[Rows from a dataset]
..........

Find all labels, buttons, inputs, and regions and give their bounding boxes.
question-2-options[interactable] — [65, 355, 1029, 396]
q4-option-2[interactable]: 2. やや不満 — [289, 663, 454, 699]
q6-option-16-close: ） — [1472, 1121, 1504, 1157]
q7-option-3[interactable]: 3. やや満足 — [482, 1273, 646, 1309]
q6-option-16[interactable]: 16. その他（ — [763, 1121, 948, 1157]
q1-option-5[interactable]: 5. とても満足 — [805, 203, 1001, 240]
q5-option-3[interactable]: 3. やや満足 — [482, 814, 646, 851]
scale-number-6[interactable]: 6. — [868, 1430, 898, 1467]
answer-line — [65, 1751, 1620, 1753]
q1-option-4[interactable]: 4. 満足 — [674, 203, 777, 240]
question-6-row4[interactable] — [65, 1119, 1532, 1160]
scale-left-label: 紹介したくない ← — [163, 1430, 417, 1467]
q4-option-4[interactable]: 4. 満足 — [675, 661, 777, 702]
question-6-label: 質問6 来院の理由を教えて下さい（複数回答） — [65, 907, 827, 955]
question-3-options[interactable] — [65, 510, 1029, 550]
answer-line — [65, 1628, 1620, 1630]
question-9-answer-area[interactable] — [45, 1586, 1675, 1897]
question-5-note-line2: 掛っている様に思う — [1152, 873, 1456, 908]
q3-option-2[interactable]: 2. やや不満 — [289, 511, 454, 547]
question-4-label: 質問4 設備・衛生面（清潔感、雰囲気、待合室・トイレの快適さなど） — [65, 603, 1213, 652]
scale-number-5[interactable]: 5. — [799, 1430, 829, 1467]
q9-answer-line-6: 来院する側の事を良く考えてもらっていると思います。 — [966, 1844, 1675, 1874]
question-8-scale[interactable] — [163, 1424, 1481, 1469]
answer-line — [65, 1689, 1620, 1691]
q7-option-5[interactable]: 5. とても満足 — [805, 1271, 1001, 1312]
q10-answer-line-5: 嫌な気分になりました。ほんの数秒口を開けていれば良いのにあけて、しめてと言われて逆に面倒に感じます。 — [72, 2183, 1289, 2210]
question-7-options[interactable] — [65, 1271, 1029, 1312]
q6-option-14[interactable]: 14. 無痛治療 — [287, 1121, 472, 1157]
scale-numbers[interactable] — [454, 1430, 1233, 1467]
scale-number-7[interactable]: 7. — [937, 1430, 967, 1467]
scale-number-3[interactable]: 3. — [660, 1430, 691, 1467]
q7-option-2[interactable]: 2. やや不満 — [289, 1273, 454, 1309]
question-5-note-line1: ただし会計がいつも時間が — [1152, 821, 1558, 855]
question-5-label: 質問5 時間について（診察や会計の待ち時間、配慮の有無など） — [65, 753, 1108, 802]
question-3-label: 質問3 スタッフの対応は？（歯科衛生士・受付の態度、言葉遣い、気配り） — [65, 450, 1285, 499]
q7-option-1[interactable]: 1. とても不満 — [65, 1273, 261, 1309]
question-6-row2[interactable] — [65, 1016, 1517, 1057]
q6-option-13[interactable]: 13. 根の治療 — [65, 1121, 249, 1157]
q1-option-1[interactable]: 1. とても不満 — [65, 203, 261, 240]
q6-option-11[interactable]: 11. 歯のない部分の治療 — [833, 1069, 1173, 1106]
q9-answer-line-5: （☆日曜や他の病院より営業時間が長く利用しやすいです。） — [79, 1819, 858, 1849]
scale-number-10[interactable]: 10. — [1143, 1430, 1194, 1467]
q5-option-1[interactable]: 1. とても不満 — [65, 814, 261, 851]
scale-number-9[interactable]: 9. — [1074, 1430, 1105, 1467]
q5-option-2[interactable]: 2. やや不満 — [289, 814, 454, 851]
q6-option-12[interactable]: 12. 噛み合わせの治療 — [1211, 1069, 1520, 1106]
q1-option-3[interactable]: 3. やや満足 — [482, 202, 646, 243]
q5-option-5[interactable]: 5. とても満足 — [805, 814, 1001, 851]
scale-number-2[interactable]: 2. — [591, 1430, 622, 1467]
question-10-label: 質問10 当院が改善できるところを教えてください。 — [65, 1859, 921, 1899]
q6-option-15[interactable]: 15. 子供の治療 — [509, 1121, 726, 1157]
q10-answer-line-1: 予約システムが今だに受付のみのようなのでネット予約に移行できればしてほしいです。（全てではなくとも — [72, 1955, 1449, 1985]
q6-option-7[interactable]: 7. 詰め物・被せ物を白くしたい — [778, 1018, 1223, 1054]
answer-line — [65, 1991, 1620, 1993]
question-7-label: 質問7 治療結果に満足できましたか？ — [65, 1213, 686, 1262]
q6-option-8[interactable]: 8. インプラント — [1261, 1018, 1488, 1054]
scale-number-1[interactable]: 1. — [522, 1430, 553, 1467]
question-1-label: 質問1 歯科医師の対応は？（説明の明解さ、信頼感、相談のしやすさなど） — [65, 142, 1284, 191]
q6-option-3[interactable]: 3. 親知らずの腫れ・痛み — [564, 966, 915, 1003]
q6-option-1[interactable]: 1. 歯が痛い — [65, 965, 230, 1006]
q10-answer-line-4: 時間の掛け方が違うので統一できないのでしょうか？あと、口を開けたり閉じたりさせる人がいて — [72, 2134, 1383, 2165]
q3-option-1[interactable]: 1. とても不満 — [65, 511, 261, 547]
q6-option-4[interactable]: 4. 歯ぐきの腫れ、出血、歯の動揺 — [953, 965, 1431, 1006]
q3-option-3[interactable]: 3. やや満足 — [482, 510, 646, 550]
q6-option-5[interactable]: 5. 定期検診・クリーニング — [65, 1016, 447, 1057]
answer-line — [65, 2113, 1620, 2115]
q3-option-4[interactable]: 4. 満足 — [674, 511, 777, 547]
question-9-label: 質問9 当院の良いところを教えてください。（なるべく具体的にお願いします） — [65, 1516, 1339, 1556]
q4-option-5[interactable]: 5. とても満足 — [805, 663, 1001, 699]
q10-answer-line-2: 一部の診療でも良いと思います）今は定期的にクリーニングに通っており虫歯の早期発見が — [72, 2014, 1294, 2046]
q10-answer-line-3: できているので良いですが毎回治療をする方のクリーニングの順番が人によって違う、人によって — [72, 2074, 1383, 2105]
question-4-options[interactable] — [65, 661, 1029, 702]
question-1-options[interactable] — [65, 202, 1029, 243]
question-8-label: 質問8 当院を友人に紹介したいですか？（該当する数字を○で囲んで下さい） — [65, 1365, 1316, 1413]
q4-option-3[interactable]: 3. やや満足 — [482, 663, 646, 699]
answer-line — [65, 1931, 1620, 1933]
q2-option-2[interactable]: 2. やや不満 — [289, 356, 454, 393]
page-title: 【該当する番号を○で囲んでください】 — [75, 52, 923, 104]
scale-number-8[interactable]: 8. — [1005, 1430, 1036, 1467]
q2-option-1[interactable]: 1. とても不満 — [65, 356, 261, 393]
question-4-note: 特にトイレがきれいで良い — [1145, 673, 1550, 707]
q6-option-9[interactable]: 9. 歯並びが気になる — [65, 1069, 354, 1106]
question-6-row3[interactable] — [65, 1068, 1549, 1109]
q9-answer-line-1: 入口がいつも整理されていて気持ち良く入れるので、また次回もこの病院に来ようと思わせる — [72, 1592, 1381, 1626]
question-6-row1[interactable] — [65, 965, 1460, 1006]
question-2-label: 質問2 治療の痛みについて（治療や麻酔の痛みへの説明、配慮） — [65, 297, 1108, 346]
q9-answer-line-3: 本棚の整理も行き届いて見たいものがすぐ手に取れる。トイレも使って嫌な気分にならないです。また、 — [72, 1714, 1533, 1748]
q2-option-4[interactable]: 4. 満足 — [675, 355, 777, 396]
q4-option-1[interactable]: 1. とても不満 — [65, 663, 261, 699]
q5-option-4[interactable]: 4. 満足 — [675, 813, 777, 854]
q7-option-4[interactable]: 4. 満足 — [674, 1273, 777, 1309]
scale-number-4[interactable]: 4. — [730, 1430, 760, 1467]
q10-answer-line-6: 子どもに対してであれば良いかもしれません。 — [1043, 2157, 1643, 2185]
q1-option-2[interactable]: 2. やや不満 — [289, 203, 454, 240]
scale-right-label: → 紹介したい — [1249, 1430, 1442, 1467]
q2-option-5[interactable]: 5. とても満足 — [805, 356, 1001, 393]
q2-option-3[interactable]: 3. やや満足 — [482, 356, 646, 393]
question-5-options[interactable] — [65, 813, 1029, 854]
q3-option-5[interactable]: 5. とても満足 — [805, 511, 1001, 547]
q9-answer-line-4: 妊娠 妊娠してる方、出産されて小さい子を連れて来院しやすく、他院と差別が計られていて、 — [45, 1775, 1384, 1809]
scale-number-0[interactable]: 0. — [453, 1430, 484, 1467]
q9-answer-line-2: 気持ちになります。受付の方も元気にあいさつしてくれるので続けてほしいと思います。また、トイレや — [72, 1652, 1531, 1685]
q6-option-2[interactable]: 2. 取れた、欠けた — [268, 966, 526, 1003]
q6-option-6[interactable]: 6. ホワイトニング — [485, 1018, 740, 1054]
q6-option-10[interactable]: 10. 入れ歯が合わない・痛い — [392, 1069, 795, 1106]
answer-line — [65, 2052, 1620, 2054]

..........

• **GIVEN REQUEST**: Reproduce the lines exactly, starting with the first line of the rows and stopping after the line that contains "q1-option-4[interactable]: 4. 満足".

• **SOLUTION TO THIS EXERCISE**:
Find all labels, buttons, inputs, and regions and give their bounding boxes.
question-2-options[interactable] — [65, 355, 1029, 396]
q4-option-2[interactable]: 2. やや不満 — [289, 663, 454, 699]
q6-option-16-close: ） — [1472, 1121, 1504, 1157]
q7-option-3[interactable]: 3. やや満足 — [482, 1273, 646, 1309]
q6-option-16[interactable]: 16. その他（ — [763, 1121, 948, 1157]
q1-option-5[interactable]: 5. とても満足 — [805, 203, 1001, 240]
q5-option-3[interactable]: 3. やや満足 — [482, 814, 646, 851]
scale-number-6[interactable]: 6. — [868, 1430, 898, 1467]
answer-line — [65, 1751, 1620, 1753]
q1-option-4[interactable]: 4. 満足 — [674, 203, 777, 240]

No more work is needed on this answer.